### Task
Copy each line of the entries beneath that contains the word "image".

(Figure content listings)
============

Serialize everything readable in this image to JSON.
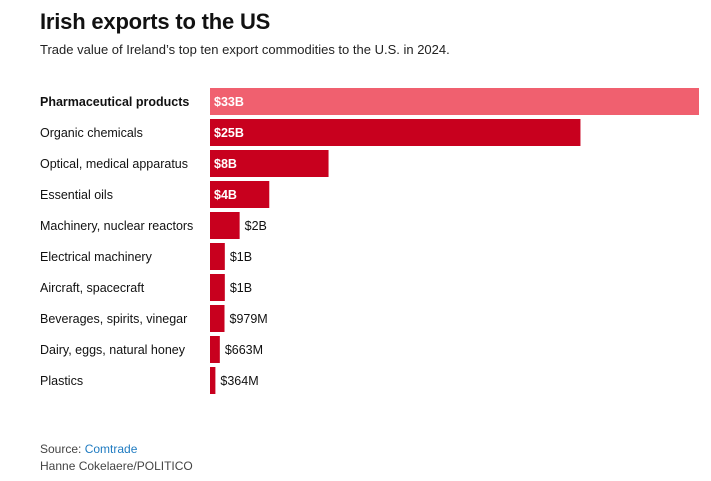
{
  "header": {
    "title": "Irish exports to the US",
    "subtitle": "Trade value of Ireland’s top ten export commodities to the U.S. in 2024."
  },
  "footer": {
    "source_label": "Source:",
    "source_link": "Comtrade",
    "credit": "Hanne Cokelaere/POLITICO"
  },
  "colors": {
    "highlight": "#f0606f",
    "bar": "#c8001e",
    "label_inside": "#ffffff",
    "label_outside": "#111111"
  },
  "chart_data": {
    "type": "bar",
    "orientation": "horizontal",
    "categories": [
      "Pharmaceutical products",
      "Organic chemicals",
      "Optical, medical apparatus",
      "Essential oils",
      "Machinery, nuclear reactors",
      "Electrical machinery",
      "Aircraft, spacecraft",
      "Beverages, spirits, vinegar",
      "Dairy, eggs, natural honey",
      "Plastics"
    ],
    "values": [
      33,
      25,
      8,
      4,
      2,
      1,
      1,
      0.979,
      0.663,
      0.364
    ],
    "unit": "billion USD",
    "value_labels": [
      "$33B",
      "$25B",
      "$8B",
      "$4B",
      "$2B",
      "$1B",
      "$1B",
      "$979M",
      "$663M",
      "$364M"
    ],
    "highlighted_index": 0,
    "xlim": [
      0,
      33
    ],
    "grid": false,
    "legend": "none"
  }
}
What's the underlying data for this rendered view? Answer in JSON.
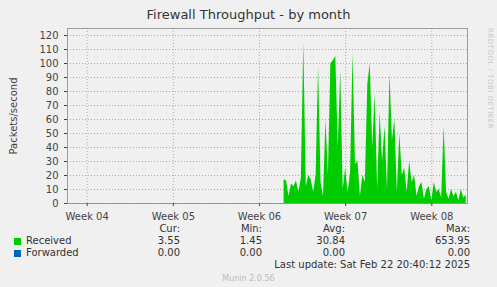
{
  "chart_data": {
    "type": "area",
    "title": "Firewall Throughput - by month",
    "y_label": "Packets/second",
    "side_text": "RRDTOOL / TOBI OETIKER",
    "x": [
      17.6,
      17.8,
      18.0,
      18.2,
      18.4,
      18.6,
      18.8,
      19.0,
      19.2,
      19.4,
      19.6,
      19.8,
      20.0,
      20.2,
      20.4,
      20.6,
      20.8,
      21.0,
      21.2,
      21.4,
      21.6,
      21.8,
      22.0,
      22.2,
      22.4,
      22.6,
      22.8,
      23.0,
      23.2,
      23.4,
      23.6,
      23.8,
      24.0,
      24.2,
      24.4,
      24.6,
      24.8,
      25.0,
      25.2,
      25.4,
      25.6,
      25.8,
      26.0,
      26.2,
      26.4,
      26.6,
      26.8,
      27.0,
      27.2,
      27.4,
      27.6,
      27.8,
      28.0,
      28.2,
      28.4,
      28.6,
      28.8,
      29.0,
      29.2,
      29.4,
      29.6,
      29.8,
      30.0,
      30.2,
      30.4,
      30.6,
      30.8,
      31.0,
      31.2,
      31.4,
      31.6,
      31.8,
      32.0,
      32.2,
      32.4
    ],
    "series": [
      {
        "name": "Received",
        "color": "#00cc00",
        "values": [
          17,
          16,
          5,
          14,
          12,
          16,
          8,
          18,
          115,
          12,
          20,
          17,
          8,
          20,
          98,
          15,
          5,
          60,
          20,
          100,
          102,
          105,
          40,
          95,
          10,
          25,
          8,
          22,
          107,
          28,
          30,
          5,
          20,
          15,
          85,
          100,
          40,
          78,
          10,
          65,
          30,
          55,
          10,
          93,
          45,
          60,
          8,
          50,
          20,
          25,
          8,
          30,
          15,
          20,
          5,
          12,
          15,
          3,
          10,
          12,
          2,
          15,
          8,
          10,
          4,
          55,
          8,
          3,
          10,
          5,
          8,
          2,
          10,
          4,
          6
        ]
      },
      {
        "name": "Forwarded",
        "color": "#0066b3",
        "values": [
          0,
          0,
          0,
          0,
          0,
          0,
          0,
          0,
          0,
          0,
          0,
          0,
          0,
          0,
          0,
          0,
          0,
          0,
          0,
          0,
          0,
          0,
          0,
          0,
          0,
          0,
          0,
          0,
          0,
          0,
          0,
          0,
          0,
          0,
          0,
          0,
          0,
          0,
          0,
          0,
          0,
          0,
          0,
          0,
          0,
          0,
          0,
          0,
          0,
          0,
          0,
          0,
          0,
          0,
          0,
          0,
          0,
          0,
          0,
          0,
          0,
          0,
          0,
          0,
          0,
          0,
          0,
          0,
          0,
          0,
          0,
          0,
          0,
          0,
          0
        ]
      }
    ],
    "xlim": [
      0,
      32.5
    ],
    "xticks": [
      {
        "value": 1.6,
        "label": "Week 04"
      },
      {
        "value": 8.6,
        "label": "Week 05"
      },
      {
        "value": 15.6,
        "label": "Week 06"
      },
      {
        "value": 22.6,
        "label": "Week 07"
      },
      {
        "value": 29.6,
        "label": "Week 08"
      }
    ],
    "ylim": [
      0,
      125
    ],
    "yticks": [
      0,
      10,
      20,
      30,
      40,
      50,
      60,
      70,
      80,
      90,
      100,
      110,
      120
    ],
    "grid": true,
    "legend_table": {
      "columns": [
        "Cur:",
        "Min:",
        "Avg:",
        "Max:"
      ],
      "rows": [
        {
          "name": "Received",
          "cells": [
            "3.55",
            "1.45",
            "30.84",
            "653.95"
          ]
        },
        {
          "name": "Forwarded",
          "cells": [
            "0.00",
            "0.00",
            "0.00",
            "0.00"
          ]
        }
      ]
    },
    "last_update": "Last update: Sat Feb 22 20:40:12 2025",
    "footer": "Munin 2.0.56"
  }
}
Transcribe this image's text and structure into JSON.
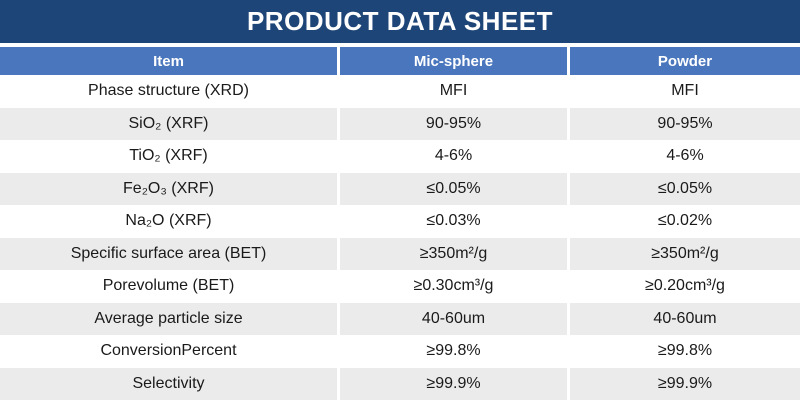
{
  "title": "PRODUCT DATA SHEET",
  "colors": {
    "title_bar_background": "#1E4577",
    "header_row_background": "#4A76BD",
    "alt_row_background": "#EBEBEB",
    "header_text": "#FFFFFF",
    "body_text": "#1A1A1A"
  },
  "table": {
    "columns": [
      "Item",
      "Mic-sphere",
      "Powder"
    ],
    "rows": [
      {
        "item": "Phase structure (XRD)",
        "mic_sphere": "MFI",
        "powder": "MFI"
      },
      {
        "item": "SiO₂ (XRF)",
        "mic_sphere": "90-95%",
        "powder": "90-95%"
      },
      {
        "item": "TiO₂ (XRF)",
        "mic_sphere": "4-6%",
        "powder": "4-6%"
      },
      {
        "item": "Fe₂O₃ (XRF)",
        "mic_sphere": "≤0.05%",
        "powder": "≤0.05%"
      },
      {
        "item": "Na₂O (XRF)",
        "mic_sphere": "≤0.03%",
        "powder": "≤0.02%"
      },
      {
        "item": "Specific surface area (BET)",
        "mic_sphere": "≥350m²/g",
        "powder": "≥350m²/g"
      },
      {
        "item": "Porevolume (BET)",
        "mic_sphere": "≥0.30cm³/g",
        "powder": "≥0.20cm³/g"
      },
      {
        "item": "Average particle size",
        "mic_sphere": "40-60um",
        "powder": "40-60um"
      },
      {
        "item": "ConversionPercent",
        "mic_sphere": "≥99.8%",
        "powder": "≥99.8%"
      },
      {
        "item": "Selectivity",
        "mic_sphere": "≥99.9%",
        "powder": "≥99.9%"
      }
    ]
  }
}
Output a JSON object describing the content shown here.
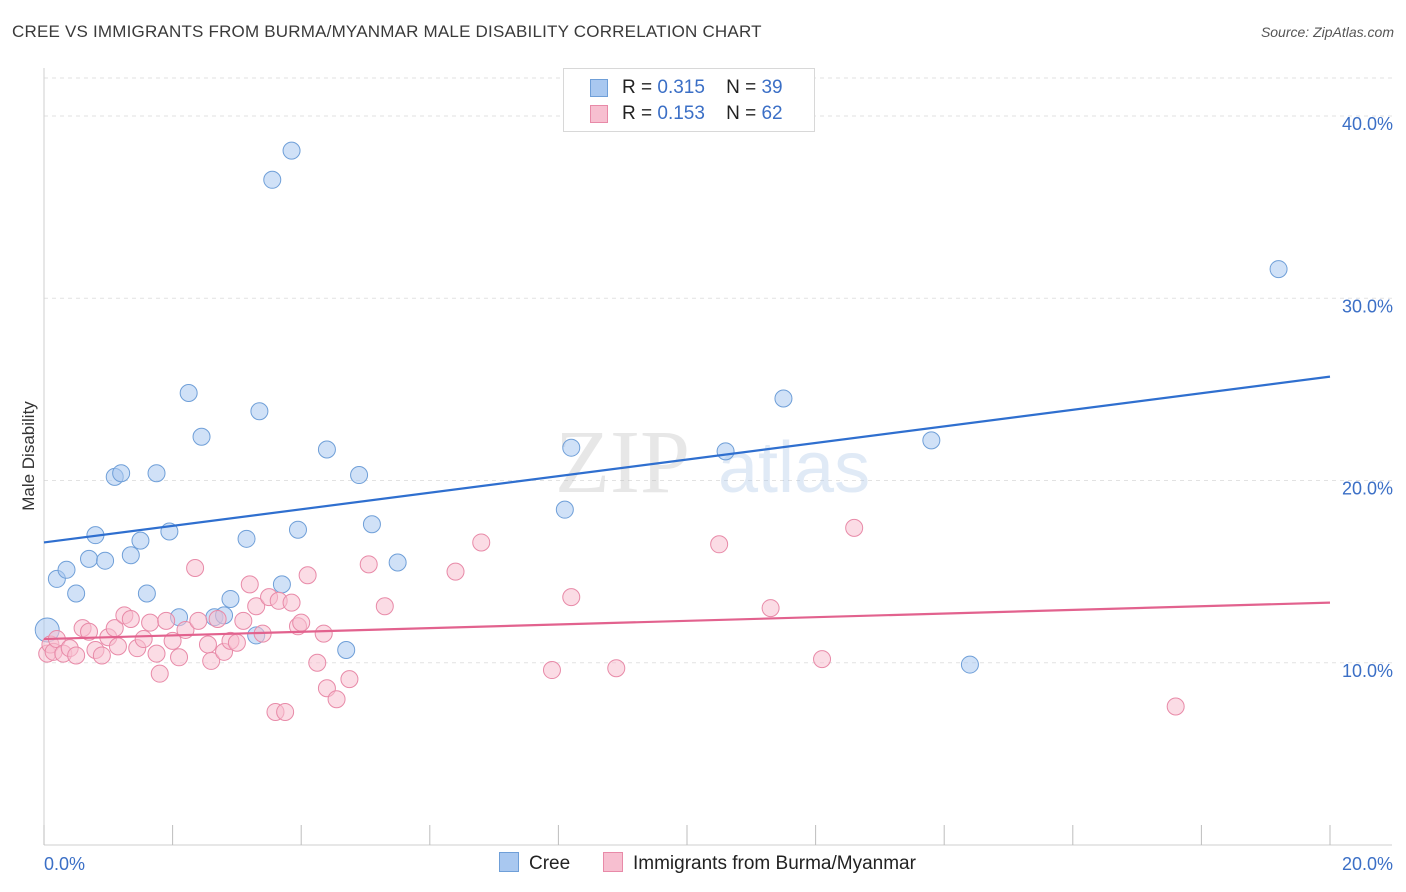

============

### Expected answer
Serialize everything readable in this image to JSON.
Transcribe this image's text and structure into JSON.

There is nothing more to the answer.